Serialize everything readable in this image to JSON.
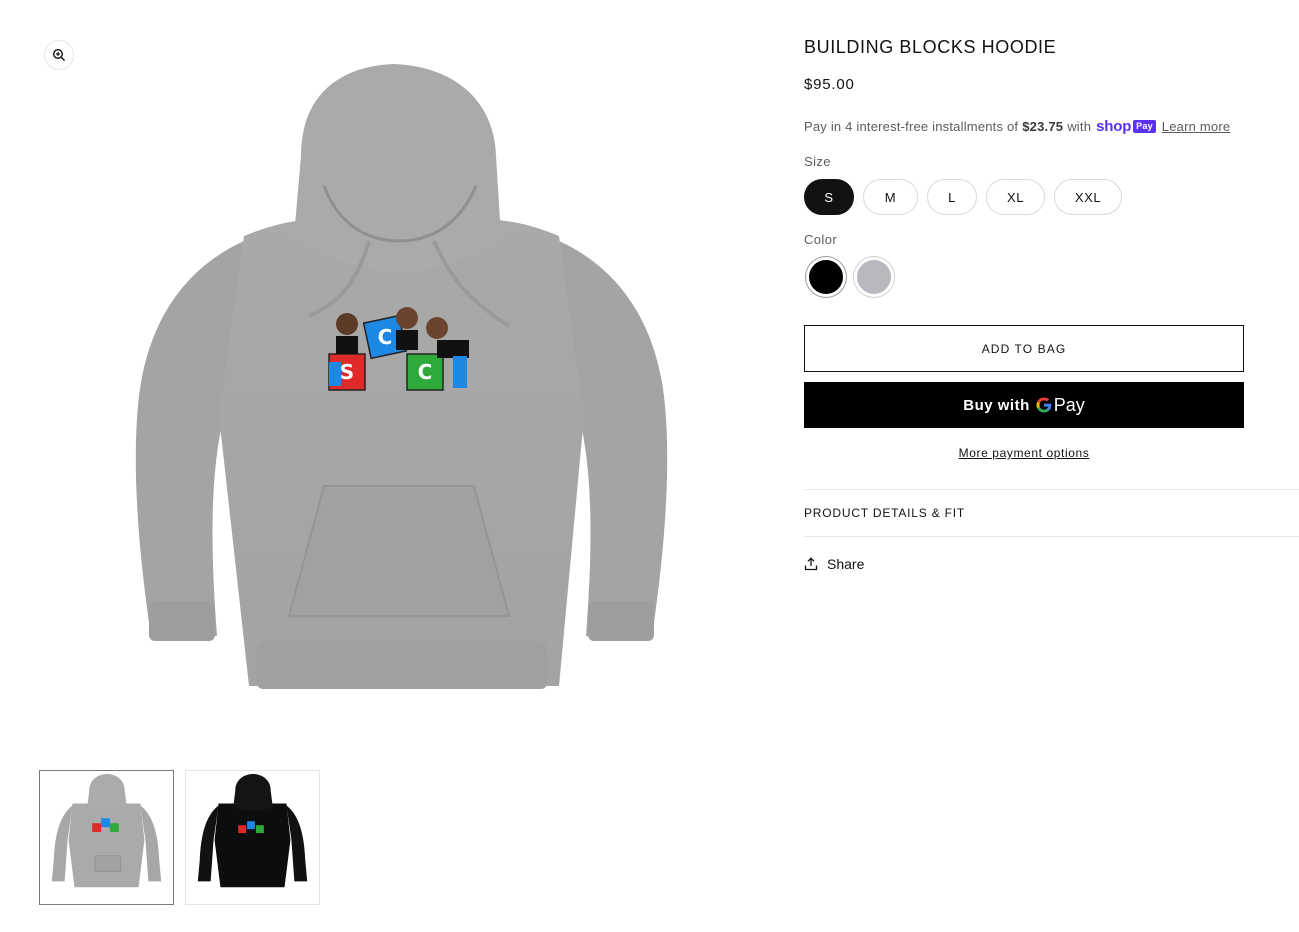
{
  "product": {
    "title": "BUILDING BLOCKS HOODIE",
    "price": "$95.00"
  },
  "installments": {
    "prefix": "Pay in 4 interest-free installments of",
    "amount": "$23.75",
    "with_text": "with",
    "shop_word": "shop",
    "pay_word": "Pay",
    "learn_more": "Learn more"
  },
  "options": {
    "size_label": "Size",
    "sizes": [
      "S",
      "M",
      "L",
      "XL",
      "XXL"
    ],
    "selected_size": "S",
    "color_label": "Color",
    "colors": [
      {
        "name": "black",
        "hex": "#000000"
      },
      {
        "name": "gray",
        "hex": "#B8B8BE"
      }
    ]
  },
  "design_letters": [
    "C",
    "C",
    "S",
    "C"
  ],
  "buttons": {
    "add_to_bag": "ADD TO BAG",
    "buy_with": "Buy with",
    "gpay_g": "G",
    "gpay_pay": "Pay",
    "more_payment_options": "More payment options"
  },
  "accordion": {
    "details_label": "PRODUCT DETAILS & FIT"
  },
  "share_label": "Share",
  "colors": {
    "text": "#121212",
    "muted": "#5c5c5c",
    "shop_pay_purple": "#5a31f4",
    "hoodie_gray": "#a8a8a8"
  },
  "icons": [
    "zoom-icon",
    "share-icon",
    "shop-pay-logo",
    "google-g-logo"
  ]
}
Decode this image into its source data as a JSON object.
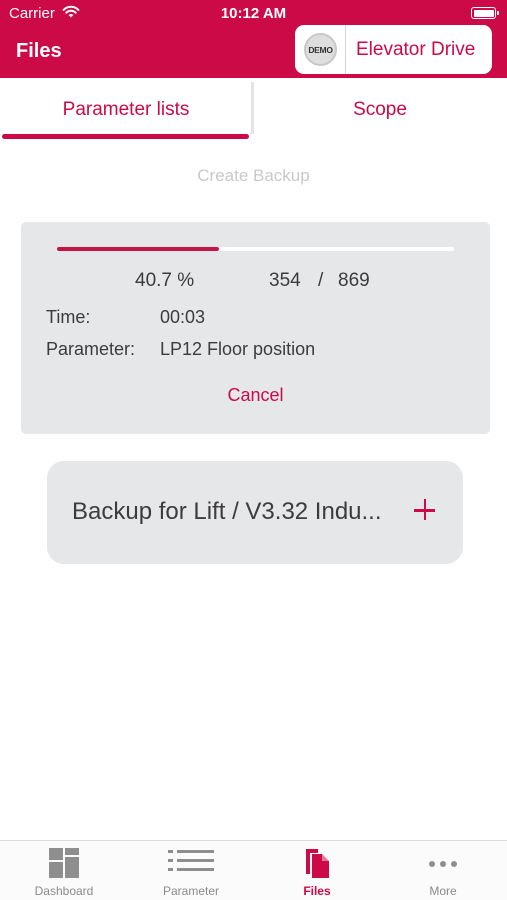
{
  "status_bar": {
    "carrier": "Carrier",
    "time": "10:12 AM"
  },
  "header": {
    "title": "Files",
    "device": {
      "badge": "DEMO",
      "name": "Elevator Drive"
    }
  },
  "tabs": [
    {
      "label": "Parameter lists",
      "active": true
    },
    {
      "label": "Scope",
      "active": false
    }
  ],
  "create_backup_label": "Create Backup",
  "progress": {
    "fraction": 0.407,
    "percent_text": "40.7 %",
    "current": "354",
    "separator": "/",
    "total": "869",
    "time_label": "Time:",
    "time_value": "00:03",
    "parameter_label": "Parameter:",
    "parameter_value": "LP12 Floor position",
    "cancel_label": "Cancel"
  },
  "backup_item": {
    "label": "Backup for Lift / V3.32 Indu...",
    "action_icon": "plus-icon"
  },
  "tab_bar": [
    {
      "label": "Dashboard",
      "icon": "dashboard-icon",
      "active": false
    },
    {
      "label": "Parameter",
      "icon": "list-icon",
      "active": false
    },
    {
      "label": "Files",
      "icon": "files-icon",
      "active": true
    },
    {
      "label": "More",
      "icon": "more-icon",
      "active": false
    }
  ],
  "colors": {
    "accent": "#cc0a48",
    "card_bg": "#e6e7e8",
    "disabled_text": "#c9c9c9"
  }
}
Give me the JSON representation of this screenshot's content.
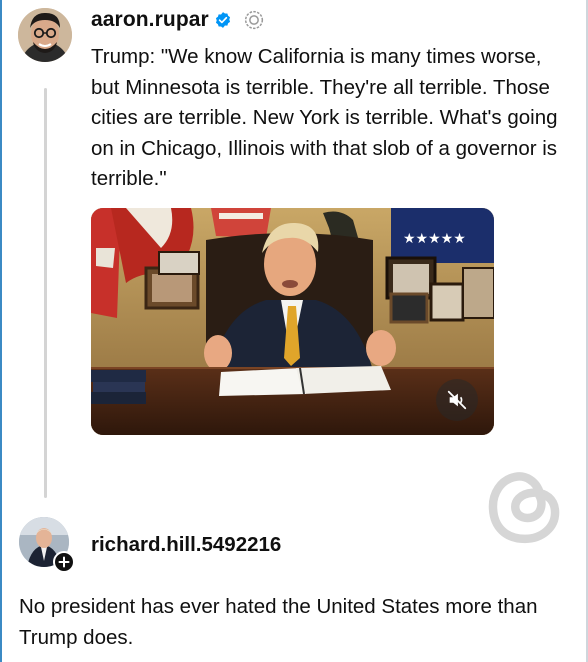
{
  "post": {
    "username": "aaron.rupar",
    "verified": true,
    "text": "Trump: \"We know California is many times worse, but Minnesota is terrible. They're all terrible. Those cities are terrible. New York is terrible. What's going on in Chicago, Illinois with that slob of a governor is terrible.\"",
    "media": {
      "type": "video",
      "muted": true,
      "mute_icon": "speaker-muted-icon"
    }
  },
  "reply": {
    "username": "richard.hill.5492216",
    "follow_icon": "plus-icon",
    "text": "No president has ever hated the United States more than Trump does."
  },
  "icons": {
    "verified": "verified-badge-icon",
    "threads_logo": "threads-logo-icon"
  },
  "colors": {
    "verified_blue": "#0095f6",
    "text": "#101010",
    "thread_line": "#d4d4d4",
    "watermark": "#d6d6d6"
  }
}
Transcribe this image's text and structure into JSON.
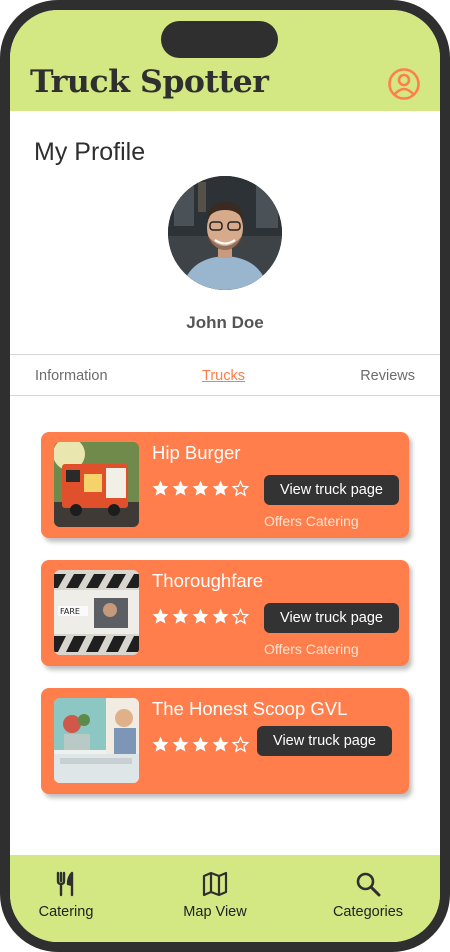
{
  "app": {
    "brand": "Truck Spotter"
  },
  "page": {
    "title": "My Profile"
  },
  "user": {
    "name": "John Doe"
  },
  "tabs": [
    {
      "label": "Information"
    },
    {
      "label": "Trucks",
      "active": true
    },
    {
      "label": "Reviews"
    }
  ],
  "trucks": [
    {
      "name": "Hip Burger",
      "rating": 4,
      "max_rating": 5,
      "button": "View truck page",
      "tag": "Offers Catering"
    },
    {
      "name": "Thoroughfare",
      "rating": 4,
      "max_rating": 5,
      "button": "View truck page",
      "tag": "Offers Catering"
    },
    {
      "name": "The Honest Scoop GVL",
      "rating": 4,
      "max_rating": 5,
      "button": "View truck page"
    }
  ],
  "bottom_nav": [
    {
      "label": "Catering",
      "icon": "fork-knife-icon"
    },
    {
      "label": "Map View",
      "icon": "map-icon"
    },
    {
      "label": "Categories",
      "icon": "search-icon"
    }
  ],
  "colors": {
    "header_bg": "#d3e882",
    "accent": "#ff7e4b",
    "dark": "#333333"
  }
}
________________
■ Objective
Pick out the lines that contain "logo" and copy them.

■ Response to this task
    "shop-pay-logo",
    "google-g-logo"
    "threads_logo": "threads-logo-icon"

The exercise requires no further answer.